┌─ BRANO PROPOSTO

Tra le famiglie con almeno un figlio con meno di 18 anni, tre su quattro non hanno un computer fisso; solo una su due ha un computer portatile; solo una su tre ha un tablet. Il 25% non possiede la banda larga. Al Sud i dati diventano ancora più alti. Marcello Pacifico (Anief): “Il numero di famiglie che non hanno accesso ai pc e ad internet è molto più alto di quello che si pensi. Dai nostri calcoli, almeno un alunno ogni tre ha seri problemi di accesso alle lezioni e ai compiti impartiti dai docenti via web. Qualche decina di milioni di euro assegnati qualche giorno fa con il decreto “Cura Italia”, per affrontare il problema, sostenendo gli studenti meno abbienti, con acquisti in comodato d’uso e dispositivi digitali individuali, può servire a tamponare la situazione e a portare a termine la fine del corrente anno scolastico, contrassegnato dal contagio del Coronavirus. Il problema del digital divide, però, necessita di ben altre risorse e progetti: è bene che il Governo riprenda in mano quel Piano nazionale di scuola digitale, uno dei pilastri della Buona Scuola, la Legge 107/2015, purtroppo mai decollato, e decida una volta per tutte di trovare le modalità per favorire l’accesso a tutte le famiglie italiane, nessuna esclusa, a quelle tecnologie moderne di cui non è possibile fare a meno”.
Bisogna evitare il rischio del digital divide: un rischio, concreto se pensiamo che non tutte le famiglie hanno a disposizione connessioni, computer o tablet. L’Anief lo ha detto all’indomani della decisione del Governo di sospendere le lezioni in tutta Italia fino al 3 aprile (data che ormai sicuramente verrà prorogata almeno a dopo Pasqua, come chiesto sempre dal giovane sindacato). Il divario digitale si riscontra quando si va a verificare l’effettiva disponibilità tecnologica in seno agli istituti scolastici, soprattutto del primo ciclo. Come si evidenzia tra il corpo docente, con tanti precari della scuola assunti lontano da casa, che spesso percepiscono stipendi in ritardo, senza una rete di connessione stabile, non di rado senza un computer a disposizione e senza nemmeno potere accedere alla ‘carta del docente’ per l’aggiornamento, da 500 euro l’anno, perché l’articolo 1, comma 121 della Legge 107 del 2015 ha precluso il suo accesso a tutti i supplenti.
Anief ha anche sempre detto che tra i problemi di cui occorre tenere conto per l’attuazione della didattica on line c’è anche quello del mancato accesso informatico e telematico di una percentuale non trascurabile di famiglie con alunni. E con il via libera del ministero dell’Istruzione alla didattica a distanza, e prima ancora del Governo con il Dpcm del 4 marzo scorso, il problema del divario tecnologico delle famiglie italiane sta emergendo in modo sempre più netto.

└─
┌─ MATERIALE FORNITO

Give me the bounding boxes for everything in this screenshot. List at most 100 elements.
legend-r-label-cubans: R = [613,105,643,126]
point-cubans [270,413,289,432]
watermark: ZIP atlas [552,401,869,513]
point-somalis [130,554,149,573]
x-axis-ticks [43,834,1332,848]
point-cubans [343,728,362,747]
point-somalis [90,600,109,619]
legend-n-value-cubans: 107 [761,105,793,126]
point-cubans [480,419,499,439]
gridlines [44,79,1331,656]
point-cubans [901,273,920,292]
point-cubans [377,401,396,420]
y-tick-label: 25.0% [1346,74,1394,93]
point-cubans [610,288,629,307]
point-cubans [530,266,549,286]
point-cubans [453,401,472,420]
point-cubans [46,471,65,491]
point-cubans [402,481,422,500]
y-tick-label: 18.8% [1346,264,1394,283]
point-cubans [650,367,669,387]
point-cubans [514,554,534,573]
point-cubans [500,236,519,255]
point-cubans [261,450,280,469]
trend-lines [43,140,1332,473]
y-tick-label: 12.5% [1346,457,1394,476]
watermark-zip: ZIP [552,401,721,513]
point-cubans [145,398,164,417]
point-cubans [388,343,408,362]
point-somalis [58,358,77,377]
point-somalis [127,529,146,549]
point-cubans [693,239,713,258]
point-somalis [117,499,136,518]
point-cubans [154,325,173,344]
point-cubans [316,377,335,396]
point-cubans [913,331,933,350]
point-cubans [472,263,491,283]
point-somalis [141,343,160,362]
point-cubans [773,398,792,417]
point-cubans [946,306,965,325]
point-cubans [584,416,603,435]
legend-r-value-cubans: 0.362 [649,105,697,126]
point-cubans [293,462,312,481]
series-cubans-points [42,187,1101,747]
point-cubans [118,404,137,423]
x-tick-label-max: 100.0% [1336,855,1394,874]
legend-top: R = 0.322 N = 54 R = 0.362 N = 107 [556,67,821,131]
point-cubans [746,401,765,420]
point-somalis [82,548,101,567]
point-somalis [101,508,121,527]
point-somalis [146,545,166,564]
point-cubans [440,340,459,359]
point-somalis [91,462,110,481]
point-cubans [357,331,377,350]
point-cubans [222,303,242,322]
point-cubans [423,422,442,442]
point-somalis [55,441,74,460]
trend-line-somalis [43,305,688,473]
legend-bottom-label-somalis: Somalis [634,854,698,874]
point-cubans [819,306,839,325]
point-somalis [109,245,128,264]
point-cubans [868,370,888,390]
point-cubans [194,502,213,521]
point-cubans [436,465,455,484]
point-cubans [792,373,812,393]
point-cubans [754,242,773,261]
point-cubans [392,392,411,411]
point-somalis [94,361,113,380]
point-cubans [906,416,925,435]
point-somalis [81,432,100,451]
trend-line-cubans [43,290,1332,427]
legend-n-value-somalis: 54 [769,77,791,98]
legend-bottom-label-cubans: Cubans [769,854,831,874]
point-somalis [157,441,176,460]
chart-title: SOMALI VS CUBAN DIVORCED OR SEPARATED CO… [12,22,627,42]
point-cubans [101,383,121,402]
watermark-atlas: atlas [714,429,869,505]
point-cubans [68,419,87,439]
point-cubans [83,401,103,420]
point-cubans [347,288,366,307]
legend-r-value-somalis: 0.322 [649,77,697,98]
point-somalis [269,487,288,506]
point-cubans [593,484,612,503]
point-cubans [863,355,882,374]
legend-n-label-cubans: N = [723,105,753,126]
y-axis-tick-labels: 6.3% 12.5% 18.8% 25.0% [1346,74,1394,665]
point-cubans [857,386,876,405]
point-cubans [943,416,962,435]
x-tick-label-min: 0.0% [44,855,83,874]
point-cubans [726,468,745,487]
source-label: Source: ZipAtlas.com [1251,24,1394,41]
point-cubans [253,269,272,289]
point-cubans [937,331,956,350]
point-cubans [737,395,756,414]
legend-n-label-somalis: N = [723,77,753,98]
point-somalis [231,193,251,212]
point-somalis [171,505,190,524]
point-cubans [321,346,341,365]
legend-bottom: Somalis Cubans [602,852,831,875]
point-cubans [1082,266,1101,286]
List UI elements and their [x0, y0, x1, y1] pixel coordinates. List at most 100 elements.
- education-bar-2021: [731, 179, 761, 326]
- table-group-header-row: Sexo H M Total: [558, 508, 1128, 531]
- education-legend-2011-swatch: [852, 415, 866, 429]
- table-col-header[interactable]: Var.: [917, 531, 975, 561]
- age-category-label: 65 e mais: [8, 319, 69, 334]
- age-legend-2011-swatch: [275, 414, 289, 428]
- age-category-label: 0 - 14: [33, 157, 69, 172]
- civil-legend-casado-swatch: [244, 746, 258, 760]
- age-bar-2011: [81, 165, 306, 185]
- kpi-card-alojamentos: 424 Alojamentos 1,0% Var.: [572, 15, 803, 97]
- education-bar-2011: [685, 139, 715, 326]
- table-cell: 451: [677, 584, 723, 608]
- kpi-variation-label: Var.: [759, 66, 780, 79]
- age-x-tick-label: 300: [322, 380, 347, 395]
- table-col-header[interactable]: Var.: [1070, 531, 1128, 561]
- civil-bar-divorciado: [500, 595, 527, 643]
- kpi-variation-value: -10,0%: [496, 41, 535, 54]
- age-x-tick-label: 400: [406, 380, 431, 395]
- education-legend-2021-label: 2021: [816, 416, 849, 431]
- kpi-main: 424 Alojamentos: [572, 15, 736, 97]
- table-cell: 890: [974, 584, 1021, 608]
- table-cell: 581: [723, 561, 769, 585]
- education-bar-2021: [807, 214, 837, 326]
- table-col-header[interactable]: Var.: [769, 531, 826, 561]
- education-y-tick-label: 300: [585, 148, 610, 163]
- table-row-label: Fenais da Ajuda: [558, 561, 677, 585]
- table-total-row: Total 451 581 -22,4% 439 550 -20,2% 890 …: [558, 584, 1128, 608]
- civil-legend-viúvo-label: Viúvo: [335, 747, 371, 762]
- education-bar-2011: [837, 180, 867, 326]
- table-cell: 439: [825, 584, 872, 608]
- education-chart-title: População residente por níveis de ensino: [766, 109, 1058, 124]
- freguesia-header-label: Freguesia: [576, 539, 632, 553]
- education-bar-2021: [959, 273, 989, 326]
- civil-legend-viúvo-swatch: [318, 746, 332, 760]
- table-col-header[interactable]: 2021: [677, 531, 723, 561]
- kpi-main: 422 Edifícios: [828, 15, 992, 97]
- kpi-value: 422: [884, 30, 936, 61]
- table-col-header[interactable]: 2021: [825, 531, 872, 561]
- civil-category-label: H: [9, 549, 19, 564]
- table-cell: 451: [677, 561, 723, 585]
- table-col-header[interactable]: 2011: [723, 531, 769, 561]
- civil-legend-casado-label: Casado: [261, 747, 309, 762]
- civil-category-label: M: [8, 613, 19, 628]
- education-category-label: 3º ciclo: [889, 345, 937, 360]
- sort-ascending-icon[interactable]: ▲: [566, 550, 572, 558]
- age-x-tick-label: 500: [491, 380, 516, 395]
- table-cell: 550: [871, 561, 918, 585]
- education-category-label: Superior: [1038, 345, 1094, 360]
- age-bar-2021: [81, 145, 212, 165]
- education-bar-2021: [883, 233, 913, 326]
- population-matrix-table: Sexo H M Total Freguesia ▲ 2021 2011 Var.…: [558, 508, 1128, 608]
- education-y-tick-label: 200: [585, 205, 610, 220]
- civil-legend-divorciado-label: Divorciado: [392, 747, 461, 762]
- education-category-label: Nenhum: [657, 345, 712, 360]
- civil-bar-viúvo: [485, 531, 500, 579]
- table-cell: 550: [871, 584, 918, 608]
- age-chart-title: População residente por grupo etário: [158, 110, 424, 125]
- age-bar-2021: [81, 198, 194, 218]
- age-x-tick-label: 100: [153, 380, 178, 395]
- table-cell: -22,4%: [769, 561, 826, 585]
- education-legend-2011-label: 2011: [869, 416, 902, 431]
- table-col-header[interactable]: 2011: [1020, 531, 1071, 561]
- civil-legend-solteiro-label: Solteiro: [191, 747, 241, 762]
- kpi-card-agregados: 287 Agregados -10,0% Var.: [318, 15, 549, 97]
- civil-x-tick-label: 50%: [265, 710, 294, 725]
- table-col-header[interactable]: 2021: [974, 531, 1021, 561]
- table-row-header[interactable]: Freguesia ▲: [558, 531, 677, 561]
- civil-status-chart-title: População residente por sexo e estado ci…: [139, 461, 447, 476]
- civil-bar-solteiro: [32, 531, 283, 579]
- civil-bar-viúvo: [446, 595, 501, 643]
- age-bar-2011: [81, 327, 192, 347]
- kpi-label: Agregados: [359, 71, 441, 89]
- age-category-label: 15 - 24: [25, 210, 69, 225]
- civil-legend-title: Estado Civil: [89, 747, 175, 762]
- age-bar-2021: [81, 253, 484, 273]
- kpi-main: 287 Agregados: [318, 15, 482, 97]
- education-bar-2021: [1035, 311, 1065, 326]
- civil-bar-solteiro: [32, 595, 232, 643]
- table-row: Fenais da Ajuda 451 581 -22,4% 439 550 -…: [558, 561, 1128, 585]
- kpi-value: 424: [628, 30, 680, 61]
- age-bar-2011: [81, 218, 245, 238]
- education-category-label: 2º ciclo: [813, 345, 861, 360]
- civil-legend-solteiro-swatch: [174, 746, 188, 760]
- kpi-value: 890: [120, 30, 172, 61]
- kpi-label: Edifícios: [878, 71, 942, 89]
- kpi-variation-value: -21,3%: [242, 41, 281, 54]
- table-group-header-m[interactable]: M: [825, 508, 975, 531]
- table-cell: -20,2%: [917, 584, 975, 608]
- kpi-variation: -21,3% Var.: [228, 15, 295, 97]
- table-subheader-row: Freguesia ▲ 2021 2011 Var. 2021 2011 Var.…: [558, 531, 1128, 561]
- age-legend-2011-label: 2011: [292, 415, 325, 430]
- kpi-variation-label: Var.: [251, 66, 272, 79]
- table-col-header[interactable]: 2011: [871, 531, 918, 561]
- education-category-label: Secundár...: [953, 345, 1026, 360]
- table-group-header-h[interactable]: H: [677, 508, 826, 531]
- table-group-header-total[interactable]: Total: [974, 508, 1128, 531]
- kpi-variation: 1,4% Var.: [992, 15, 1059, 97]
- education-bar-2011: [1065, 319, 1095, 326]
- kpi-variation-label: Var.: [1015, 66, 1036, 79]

└─

** QUESITI DA SVOLGERE **
1 – Rispondi alle seguenti domande sul brano sul divario digitale.
(a) Quale percentuale delle famiglie con almeno un figlio con meno di 18 anni non possiede la banda larga?
(b) Fino a quale data il Governo aveva sospeso le lezioni in tutta Italia?
(c) Quanto vale all'anno la "carta del docente" per l'aggiornamento?
2 – Riprendi il brano sul divario digitale e proseguilo dopo la sua ultima frase.

** RISPOSTE PER COMPITO **
1 –
(a) Il 25%.
(b) Fino al 3 aprile.
(c) 500 euro l'anno.

2 –
Oggi Repubblica parla di “una difficoltà pratica e insormontabile che sottovalutiamo quando parliamo delle meraviglie della scuola online e dello smart working: la dotazione tecnologica della famiglie italiane. Se consideriamo le famiglie con almeno un minore, tre su quattro non hanno un computer fisso; solo una su due ha un computer portatile; solo una su tre ha un tablet. Insomma ogni giorno in milioni di case si pone il dilemma: se hai due o più figli, a chi spetta il computer per la scuola online? E se nel frattempo i genitori sono in smart working, come ci si divide il pc di famiglia?”.
Il problema non è di poco conto. E non è certo di questi giorni, se su pensa che la nota con il Miur nell’ottobre del 2012 ha lanciato il processo di “dematerializzazione” non è mai entrata a regime. Il divario è evidente soprattutto nelle aree con meno risorse e servizi, in particolare al Sud. La società dell’Informazione, del resto, se è vero che implementa i servizi ICT, incrementando le opportunità di sviluppo offerte dalle tecnologie digitali, mostra tutti i suoi limiti quando dispone poi, nella pratica, tali servizi cui possono accedere solo gli “inclusi digitali”, omettendo dalla platea dei fruitori coloro che per vari motivi non hanno accesso a internet.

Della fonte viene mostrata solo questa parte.